--- start of Information provided ---

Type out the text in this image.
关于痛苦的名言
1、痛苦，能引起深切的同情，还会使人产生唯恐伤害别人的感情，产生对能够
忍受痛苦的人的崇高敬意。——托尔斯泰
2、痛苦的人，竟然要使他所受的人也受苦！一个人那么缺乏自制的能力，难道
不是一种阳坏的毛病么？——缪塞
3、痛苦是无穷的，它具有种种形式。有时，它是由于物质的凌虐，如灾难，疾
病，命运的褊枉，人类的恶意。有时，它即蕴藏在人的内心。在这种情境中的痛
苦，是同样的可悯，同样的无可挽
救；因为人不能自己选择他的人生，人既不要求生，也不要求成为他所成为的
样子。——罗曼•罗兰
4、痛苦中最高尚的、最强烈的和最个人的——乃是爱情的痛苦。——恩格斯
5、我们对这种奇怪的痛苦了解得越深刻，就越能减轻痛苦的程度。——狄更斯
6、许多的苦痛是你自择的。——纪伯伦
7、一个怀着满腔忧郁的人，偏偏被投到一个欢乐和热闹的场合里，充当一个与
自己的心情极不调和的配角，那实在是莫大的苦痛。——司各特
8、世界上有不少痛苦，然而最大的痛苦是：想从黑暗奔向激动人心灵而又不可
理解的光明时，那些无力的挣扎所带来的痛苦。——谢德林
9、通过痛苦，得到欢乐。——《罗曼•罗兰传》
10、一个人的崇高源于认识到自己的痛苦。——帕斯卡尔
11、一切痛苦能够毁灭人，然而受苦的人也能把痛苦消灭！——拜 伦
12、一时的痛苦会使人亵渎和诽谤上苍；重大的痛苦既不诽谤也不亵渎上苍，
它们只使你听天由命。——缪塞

--- end of Information provided ---

:: Written problem ::
Retype the entries one by one, exactly.

:: Written response ::
Type out the text in this image.
关于痛苦的名言
1、痛苦，能引起深切的同情，还会使人产生唯恐伤害别人的感情，产生对能够
忍受痛苦的人的崇高敬意。——托尔斯泰
2、痛苦的人，竟然要使他所受的人也受苦！一个人那么缺乏自制的能力，难道
不是一种阳坏的毛病么？——缪塞
3、痛苦是无穷的，它具有种种形式。有时，它是由于物质的凌虐，如灾难，疾
病，命运的褊枉，人类的恶意。有时，它即蕴藏在人的内心。在这种情境中的痛
苦，是同样的可悯，同样的无可挽
救；因为人不能自己选择他的人生，人既不要求生，也不要求成为他所成为的
样子。——罗曼•罗兰
4、痛苦中最高尚的、最强烈的和最个人的——乃是爱情的痛苦。——恩格斯
5、我们对这种奇怪的痛苦了解得越深刻，就越能减轻痛苦的程度。——狄更斯
6、许多的苦痛是你自择的。——纪伯伦
7、一个怀着满腔忧郁的人，偏偏被投到一个欢乐和热闹的场合里，充当一个与
自己的心情极不调和的配角，那实在是莫大的苦痛。——司各特
8、世界上有不少痛苦，然而最大的痛苦是：想从黑暗奔向激动人心灵而又不可
理解的光明时，那些无力的挣扎所带来的痛苦。——谢德林
9、通过痛苦，得到欢乐。——《罗曼•罗兰传》
10、一个人的崇高源于认识到自己的痛苦。——帕斯卡尔
11、一切痛苦能够毁灭人，然而受苦的人也能把痛苦消灭！——拜 伦
12、一时的痛苦会使人亵渎和诽谤上苍；重大的痛苦既不诽谤也不亵渎上苍，
它们只使你听天由命。——缪塞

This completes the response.